• To do: Work out how many lines of the data hold the string "Бумага", and reply with that number alone.

• Task inputs:
..........

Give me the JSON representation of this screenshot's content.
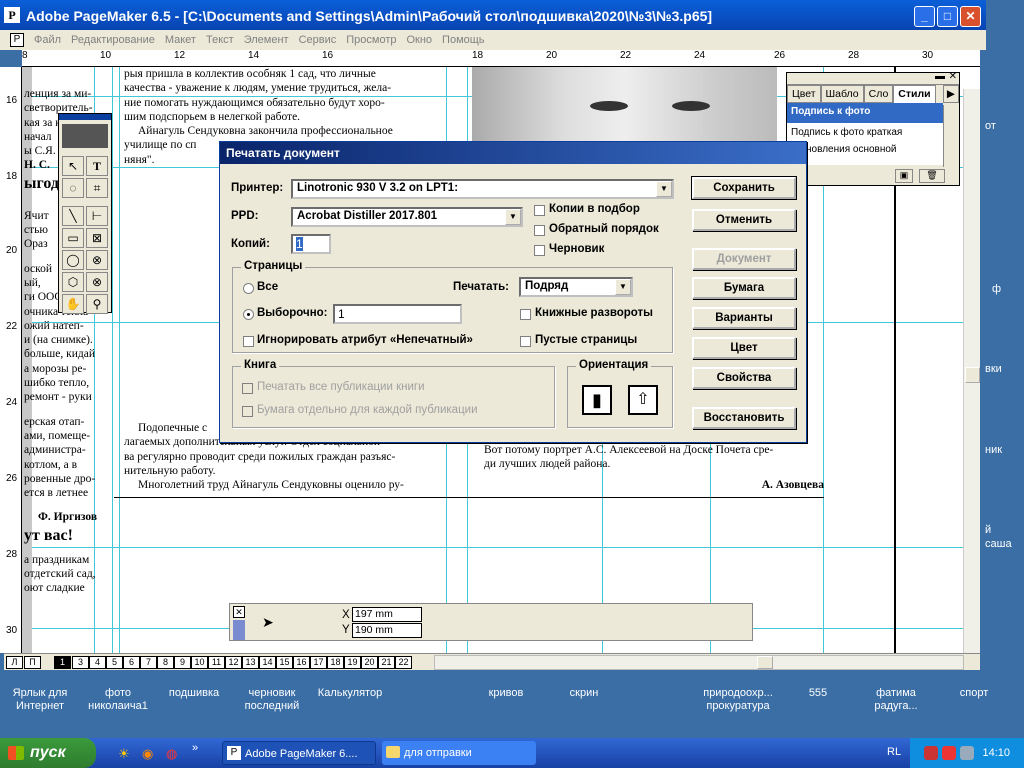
{
  "window": {
    "title": "Adobe PageMaker 6.5 - [C:\\Documents and Settings\\Admin\\Рабочий стол\\подшивка\\2020\\№3\\№3.p65]",
    "app_icon": "P",
    "min": "_",
    "max": "□",
    "close": "✕"
  },
  "menu": [
    "Файл",
    "Редактирование",
    "Макет",
    "Текст",
    "Элемент",
    "Сервис",
    "Просмотр",
    "Окно",
    "Помощь"
  ],
  "ruler": {
    "h": [
      "8",
      "10",
      "12",
      "14",
      "16",
      "18",
      "20",
      "22",
      "24",
      "26",
      "28",
      "30"
    ],
    "v": [
      "16",
      "18",
      "20",
      "22",
      "24",
      "26",
      "28",
      "30"
    ]
  },
  "doc": {
    "left_col": [
      "ленция за ми-",
      "светворитель-",
      "кая за ка-",
      "начал",
      "ы С.Я.",
      "Н. С.",
      "ыгод",
      "",
      "Ячит",
      "стью",
      "Ораз",
      "",
      "оской",
      "ый,",
      "ги ООО \"Юг",
      "очника тепла",
      "ожий натеп-",
      "и (на снимке).",
      "больше, кидай",
      "а морозы ре-",
      "шибко тепло,",
      "ремонт - руки",
      "",
      "ерская отап-",
      "ами, помеще-",
      "администра-",
      "котлом, а в",
      "ровенные дро-",
      "ется в летнее",
      "",
      "Ф. Иргизов",
      "ут вас!",
      "",
      "а праздникам",
      "отдетский сад,",
      "оют сладкие"
    ],
    "main_col": [
      "рыя пришла в коллектив особняк 1 сад, что личные",
      "качества - уважение к людям, умение трудиться, жела-",
      "ние помогать нуждающимся обязательно будут хоро-",
      "шим подспорьем в нелегкой работе.",
      "Айнагуль Сендуковна закончила профессиональное",
      "училище по сп",
      "няня\"."
    ],
    "right_text": [
      "Вот потому портрет А.С. Алексеевой на Доске Почета сре-",
      "ди лучших людей района."
    ],
    "signature": "А. Азовцева",
    "bottom_text": [
      "лагаемых дополнительных услуг. Отдел социальной",
      "ва регулярно проводит среди пожилых граждан разъяс-",
      "нительную работу.",
      "Многолетний труд Айнагуль Сендуковны оценило ру-"
    ],
    "under_dialog_left": [
      "Подопечные с"
    ]
  },
  "palette": {
    "tabs": [
      "Цвет",
      "Шабло",
      "Сло",
      "Стили"
    ],
    "items": [
      "Подпись к фото",
      "Подпись к фото  краткая",
      "становления  основной"
    ]
  },
  "dialog": {
    "title": "Печатать документ",
    "printer_label": "Принтер:",
    "printer_value": "Linotronic 930 V 3.2 on LPT1:",
    "ppd_label": "PPD:",
    "ppd_value": "Acrobat Distiller 2017.801",
    "copies_label": "Копий:",
    "copies_value": "1",
    "collate": "Копии в подбор",
    "reverse": "Обратный порядок",
    "draft": "Черновик",
    "pages_group": "Страницы",
    "all": "Все",
    "print_label": "Печатать:",
    "print_value": "Подряд",
    "selected": "Выборочно:",
    "range_value": "1",
    "spreads": "Книжные развороты",
    "ignore": "Игнорировать атрибут «Непечатный»",
    "blank": "Пустые страницы",
    "book_group": "Книга",
    "book_all": "Печатать все публикации книги",
    "book_paper": "Бумага отдельно для каждой публикации",
    "orient_group": "Ориентация",
    "buttons": [
      "Сохранить",
      "Отменить",
      "Документ",
      "Бумага",
      "Варианты",
      "Цвет",
      "Свойства",
      "Восстановить"
    ]
  },
  "control": {
    "x_label": "X",
    "x_value": "197 mm",
    "y_label": "Y",
    "y_value": "190 mm"
  },
  "pages": [
    "Л",
    "П",
    "1",
    "3",
    "4",
    "5",
    "6",
    "7",
    "8",
    "9",
    "10",
    "11",
    "12",
    "13",
    "14",
    "15",
    "16",
    "17",
    "18",
    "19",
    "20",
    "21",
    "22"
  ],
  "desktop": [
    {
      "label": "Ярлык для Интернет"
    },
    {
      "label": "фото николаича1"
    },
    {
      "label": "подшивка"
    },
    {
      "label": "черновик последний"
    },
    {
      "label": "Калькулятор"
    },
    {
      "label": "кривов"
    },
    {
      "label": "скрин"
    },
    {
      "label": "природоохр... прокуратура"
    },
    {
      "label": "555"
    },
    {
      "label": "фатима радуга..."
    },
    {
      "label": "спорт"
    }
  ],
  "right_side": [
    "от",
    "ф",
    "вки",
    "ник",
    "й",
    "саша"
  ],
  "taskbar": {
    "start": "пуск",
    "tasks": [
      "Adobe PageMaker 6....",
      "для отправки"
    ],
    "lang": "RL",
    "clock": "14:10"
  }
}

..........

• Solution to this problem: 2